■ Task brief:
Wherever the word "должна" shows up in a line, please copy that line.
── Records provided
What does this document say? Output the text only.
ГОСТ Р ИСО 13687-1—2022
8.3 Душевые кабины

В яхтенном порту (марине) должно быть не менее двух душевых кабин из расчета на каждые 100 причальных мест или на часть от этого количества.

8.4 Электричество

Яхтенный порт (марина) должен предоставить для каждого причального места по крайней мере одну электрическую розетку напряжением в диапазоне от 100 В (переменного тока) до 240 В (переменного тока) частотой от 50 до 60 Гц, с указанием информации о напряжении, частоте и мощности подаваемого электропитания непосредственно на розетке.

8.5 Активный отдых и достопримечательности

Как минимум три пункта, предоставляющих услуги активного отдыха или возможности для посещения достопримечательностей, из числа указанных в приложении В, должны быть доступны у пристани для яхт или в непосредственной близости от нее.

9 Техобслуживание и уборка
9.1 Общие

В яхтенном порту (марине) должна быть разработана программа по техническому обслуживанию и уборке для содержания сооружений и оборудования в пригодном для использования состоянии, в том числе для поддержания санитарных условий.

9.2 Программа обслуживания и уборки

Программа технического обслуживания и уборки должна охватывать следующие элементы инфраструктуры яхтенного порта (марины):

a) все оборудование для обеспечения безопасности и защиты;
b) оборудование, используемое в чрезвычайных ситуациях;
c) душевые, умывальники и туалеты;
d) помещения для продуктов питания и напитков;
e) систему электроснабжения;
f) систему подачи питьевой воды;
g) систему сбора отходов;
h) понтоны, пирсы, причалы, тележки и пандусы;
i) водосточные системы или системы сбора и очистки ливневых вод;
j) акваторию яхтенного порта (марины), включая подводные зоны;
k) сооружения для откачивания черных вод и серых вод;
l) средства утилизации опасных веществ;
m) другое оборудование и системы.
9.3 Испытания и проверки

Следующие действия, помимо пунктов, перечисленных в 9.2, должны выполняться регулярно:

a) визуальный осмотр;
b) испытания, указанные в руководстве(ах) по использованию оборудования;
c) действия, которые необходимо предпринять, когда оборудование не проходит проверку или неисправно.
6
────
■ The completed task:
В яхтенном порту (марине) должна быть разработана программа по техническому обслуживанию и уборке для содержания сооружений и оборудования в пригодном для использования состоянии, в том числе для поддержания санитарных условий.
Программа технического обслуживания и уборки должна охватывать следующие элементы инфраструктуры яхтенного порта (марины):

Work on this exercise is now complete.